## INFORMATION PROVIDED
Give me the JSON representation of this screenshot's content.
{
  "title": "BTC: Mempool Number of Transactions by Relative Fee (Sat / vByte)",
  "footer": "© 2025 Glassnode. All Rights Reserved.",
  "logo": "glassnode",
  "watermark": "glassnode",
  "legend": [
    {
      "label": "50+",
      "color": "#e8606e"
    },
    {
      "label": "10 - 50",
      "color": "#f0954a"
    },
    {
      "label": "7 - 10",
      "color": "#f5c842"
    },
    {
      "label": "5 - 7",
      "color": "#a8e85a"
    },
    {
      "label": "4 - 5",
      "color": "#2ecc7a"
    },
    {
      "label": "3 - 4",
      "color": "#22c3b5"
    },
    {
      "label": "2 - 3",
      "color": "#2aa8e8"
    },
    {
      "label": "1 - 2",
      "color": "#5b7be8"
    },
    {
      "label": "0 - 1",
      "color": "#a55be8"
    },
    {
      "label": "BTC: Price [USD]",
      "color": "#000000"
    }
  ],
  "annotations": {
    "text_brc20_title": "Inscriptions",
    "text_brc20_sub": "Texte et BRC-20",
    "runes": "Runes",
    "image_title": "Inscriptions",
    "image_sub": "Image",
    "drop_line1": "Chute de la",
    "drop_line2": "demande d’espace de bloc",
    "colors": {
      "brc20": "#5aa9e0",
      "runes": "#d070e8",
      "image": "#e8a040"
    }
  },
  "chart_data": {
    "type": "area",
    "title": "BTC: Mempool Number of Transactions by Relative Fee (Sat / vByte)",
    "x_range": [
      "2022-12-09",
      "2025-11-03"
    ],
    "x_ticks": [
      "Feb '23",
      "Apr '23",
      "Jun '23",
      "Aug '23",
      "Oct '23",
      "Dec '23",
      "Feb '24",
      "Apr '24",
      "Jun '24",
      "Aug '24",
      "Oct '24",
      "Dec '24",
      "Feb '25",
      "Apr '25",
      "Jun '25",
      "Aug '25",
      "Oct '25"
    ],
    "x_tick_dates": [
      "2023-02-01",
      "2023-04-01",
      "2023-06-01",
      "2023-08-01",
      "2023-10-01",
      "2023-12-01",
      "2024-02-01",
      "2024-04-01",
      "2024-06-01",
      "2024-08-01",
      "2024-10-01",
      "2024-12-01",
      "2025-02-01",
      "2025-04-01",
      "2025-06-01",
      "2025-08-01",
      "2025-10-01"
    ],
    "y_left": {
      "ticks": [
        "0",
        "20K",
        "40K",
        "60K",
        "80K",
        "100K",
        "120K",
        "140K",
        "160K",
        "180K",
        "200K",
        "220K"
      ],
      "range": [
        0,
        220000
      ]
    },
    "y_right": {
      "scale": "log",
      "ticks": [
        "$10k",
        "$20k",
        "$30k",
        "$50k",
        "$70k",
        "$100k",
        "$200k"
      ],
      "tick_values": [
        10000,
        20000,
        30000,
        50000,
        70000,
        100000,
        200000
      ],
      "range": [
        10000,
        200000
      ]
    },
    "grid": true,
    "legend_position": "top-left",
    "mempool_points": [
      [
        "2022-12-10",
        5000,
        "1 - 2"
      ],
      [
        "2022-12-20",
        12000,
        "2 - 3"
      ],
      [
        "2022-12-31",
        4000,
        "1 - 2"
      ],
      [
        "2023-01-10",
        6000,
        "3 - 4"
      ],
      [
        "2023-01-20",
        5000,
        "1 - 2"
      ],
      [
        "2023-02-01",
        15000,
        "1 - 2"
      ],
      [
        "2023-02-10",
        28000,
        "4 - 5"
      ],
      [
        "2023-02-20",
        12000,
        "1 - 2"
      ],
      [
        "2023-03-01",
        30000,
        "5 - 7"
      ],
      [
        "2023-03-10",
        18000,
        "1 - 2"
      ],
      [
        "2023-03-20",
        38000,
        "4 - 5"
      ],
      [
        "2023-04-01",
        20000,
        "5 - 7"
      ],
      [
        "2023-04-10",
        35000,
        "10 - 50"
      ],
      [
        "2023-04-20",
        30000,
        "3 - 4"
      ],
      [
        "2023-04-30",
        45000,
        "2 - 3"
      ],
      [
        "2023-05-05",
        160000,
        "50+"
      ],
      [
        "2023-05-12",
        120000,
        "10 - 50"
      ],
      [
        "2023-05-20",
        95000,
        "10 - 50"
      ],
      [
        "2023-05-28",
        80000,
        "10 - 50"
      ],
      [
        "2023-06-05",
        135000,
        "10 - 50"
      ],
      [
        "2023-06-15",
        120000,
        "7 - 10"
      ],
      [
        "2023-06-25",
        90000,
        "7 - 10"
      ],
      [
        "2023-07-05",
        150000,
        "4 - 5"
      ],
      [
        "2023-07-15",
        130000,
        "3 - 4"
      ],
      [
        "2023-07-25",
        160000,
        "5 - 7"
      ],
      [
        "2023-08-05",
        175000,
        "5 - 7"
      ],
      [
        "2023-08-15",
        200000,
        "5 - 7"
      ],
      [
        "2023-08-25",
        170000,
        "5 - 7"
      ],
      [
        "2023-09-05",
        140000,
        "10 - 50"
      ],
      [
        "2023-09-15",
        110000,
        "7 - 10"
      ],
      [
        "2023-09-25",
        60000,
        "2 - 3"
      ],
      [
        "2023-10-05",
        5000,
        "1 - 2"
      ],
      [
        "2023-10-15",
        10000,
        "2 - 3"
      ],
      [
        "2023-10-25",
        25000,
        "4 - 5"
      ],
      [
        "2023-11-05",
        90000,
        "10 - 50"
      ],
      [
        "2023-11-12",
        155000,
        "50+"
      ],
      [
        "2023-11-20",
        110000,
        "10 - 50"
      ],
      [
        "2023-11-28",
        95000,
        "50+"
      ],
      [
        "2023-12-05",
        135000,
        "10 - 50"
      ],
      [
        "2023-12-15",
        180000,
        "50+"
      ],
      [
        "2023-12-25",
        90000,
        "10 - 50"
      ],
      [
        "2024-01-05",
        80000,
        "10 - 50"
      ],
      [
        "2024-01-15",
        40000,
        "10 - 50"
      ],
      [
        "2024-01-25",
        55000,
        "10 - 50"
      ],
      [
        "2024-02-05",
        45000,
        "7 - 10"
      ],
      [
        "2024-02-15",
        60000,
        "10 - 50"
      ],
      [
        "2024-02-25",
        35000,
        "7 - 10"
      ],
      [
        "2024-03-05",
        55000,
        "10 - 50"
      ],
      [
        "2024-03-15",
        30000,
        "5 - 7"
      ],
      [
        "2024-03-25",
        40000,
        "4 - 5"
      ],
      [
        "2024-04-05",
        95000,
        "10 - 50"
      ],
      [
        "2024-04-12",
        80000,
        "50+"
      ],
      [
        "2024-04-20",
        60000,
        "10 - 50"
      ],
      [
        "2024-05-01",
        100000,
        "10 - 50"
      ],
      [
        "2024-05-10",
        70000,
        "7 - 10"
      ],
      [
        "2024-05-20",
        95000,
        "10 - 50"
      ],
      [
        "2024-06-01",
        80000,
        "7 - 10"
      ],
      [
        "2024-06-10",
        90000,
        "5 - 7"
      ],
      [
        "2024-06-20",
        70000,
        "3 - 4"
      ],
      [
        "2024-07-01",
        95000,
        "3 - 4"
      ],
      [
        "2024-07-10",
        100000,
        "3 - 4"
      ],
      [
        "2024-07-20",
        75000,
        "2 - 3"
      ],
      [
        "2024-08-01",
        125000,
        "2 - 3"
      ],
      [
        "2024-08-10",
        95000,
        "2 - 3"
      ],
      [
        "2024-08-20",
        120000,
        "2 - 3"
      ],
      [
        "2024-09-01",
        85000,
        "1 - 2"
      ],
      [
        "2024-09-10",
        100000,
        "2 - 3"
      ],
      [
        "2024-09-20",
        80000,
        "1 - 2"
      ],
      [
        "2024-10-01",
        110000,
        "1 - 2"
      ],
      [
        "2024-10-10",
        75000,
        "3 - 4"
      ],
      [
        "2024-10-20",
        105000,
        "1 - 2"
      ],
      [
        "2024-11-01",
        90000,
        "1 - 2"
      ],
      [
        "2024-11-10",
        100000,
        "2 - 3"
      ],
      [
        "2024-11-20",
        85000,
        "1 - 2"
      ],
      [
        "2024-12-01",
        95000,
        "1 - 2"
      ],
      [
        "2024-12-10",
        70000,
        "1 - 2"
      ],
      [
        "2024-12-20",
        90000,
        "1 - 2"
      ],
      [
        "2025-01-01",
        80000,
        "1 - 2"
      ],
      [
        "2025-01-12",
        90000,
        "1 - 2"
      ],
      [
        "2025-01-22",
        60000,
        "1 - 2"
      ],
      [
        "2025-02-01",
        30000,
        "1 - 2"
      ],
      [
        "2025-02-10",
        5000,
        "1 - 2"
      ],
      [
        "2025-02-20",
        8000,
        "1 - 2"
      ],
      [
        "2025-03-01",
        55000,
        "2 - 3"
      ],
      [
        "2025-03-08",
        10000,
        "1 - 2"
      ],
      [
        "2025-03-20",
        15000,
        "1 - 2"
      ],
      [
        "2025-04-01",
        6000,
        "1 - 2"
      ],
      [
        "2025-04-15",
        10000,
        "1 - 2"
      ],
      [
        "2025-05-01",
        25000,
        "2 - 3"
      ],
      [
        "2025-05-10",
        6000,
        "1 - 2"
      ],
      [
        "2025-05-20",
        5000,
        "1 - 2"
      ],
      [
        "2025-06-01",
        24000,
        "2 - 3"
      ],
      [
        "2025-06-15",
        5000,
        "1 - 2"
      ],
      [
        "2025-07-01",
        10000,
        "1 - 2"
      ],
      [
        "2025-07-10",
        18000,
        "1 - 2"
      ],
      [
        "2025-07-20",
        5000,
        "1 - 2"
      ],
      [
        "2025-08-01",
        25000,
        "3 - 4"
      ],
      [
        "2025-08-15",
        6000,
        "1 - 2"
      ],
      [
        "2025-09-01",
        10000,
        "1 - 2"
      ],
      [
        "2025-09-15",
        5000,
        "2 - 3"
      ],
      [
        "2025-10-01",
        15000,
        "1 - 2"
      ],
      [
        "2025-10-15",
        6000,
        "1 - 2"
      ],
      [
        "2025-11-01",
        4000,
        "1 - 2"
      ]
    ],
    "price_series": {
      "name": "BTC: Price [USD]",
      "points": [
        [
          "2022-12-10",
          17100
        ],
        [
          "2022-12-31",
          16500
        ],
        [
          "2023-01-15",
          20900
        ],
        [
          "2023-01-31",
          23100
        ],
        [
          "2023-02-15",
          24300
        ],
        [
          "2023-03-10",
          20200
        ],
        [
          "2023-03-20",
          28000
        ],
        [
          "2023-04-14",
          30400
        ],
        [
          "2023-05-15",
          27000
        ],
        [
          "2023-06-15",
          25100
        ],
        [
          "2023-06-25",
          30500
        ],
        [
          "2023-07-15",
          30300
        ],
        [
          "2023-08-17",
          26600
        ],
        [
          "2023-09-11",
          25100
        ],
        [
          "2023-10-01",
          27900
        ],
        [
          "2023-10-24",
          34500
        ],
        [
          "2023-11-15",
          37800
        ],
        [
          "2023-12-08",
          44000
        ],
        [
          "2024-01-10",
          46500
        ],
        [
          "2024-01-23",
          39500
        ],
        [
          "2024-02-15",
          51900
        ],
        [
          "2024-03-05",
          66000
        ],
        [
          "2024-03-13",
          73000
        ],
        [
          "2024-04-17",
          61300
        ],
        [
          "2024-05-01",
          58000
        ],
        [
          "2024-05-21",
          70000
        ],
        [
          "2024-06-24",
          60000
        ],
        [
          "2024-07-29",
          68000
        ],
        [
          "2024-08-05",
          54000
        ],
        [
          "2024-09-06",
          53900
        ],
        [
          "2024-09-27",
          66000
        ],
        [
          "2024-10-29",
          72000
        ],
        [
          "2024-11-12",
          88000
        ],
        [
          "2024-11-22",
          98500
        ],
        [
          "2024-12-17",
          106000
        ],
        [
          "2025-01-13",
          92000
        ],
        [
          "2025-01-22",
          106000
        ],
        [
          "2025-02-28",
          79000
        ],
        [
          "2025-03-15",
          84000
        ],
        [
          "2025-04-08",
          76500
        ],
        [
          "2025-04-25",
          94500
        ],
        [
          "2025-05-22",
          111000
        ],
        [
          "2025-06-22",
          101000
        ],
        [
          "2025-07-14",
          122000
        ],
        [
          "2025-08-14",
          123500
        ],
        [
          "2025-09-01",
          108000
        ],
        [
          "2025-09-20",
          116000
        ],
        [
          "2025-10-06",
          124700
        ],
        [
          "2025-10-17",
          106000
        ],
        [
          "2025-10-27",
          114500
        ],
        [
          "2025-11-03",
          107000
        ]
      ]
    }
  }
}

## STATED GOAL
Which lines contain "label"? Copy each of them.

## WORKED SOLUTION
      "label": "50+",
      "label": "10 - 50",
      "label": "7 - 10",
      "label": "5 - 7",
      "label": "4 - 5",
      "label": "3 - 4",
      "label": "2 - 3",
      "label": "1 - 2",
      "label": "0 - 1",
      "label": "BTC: Price [USD]",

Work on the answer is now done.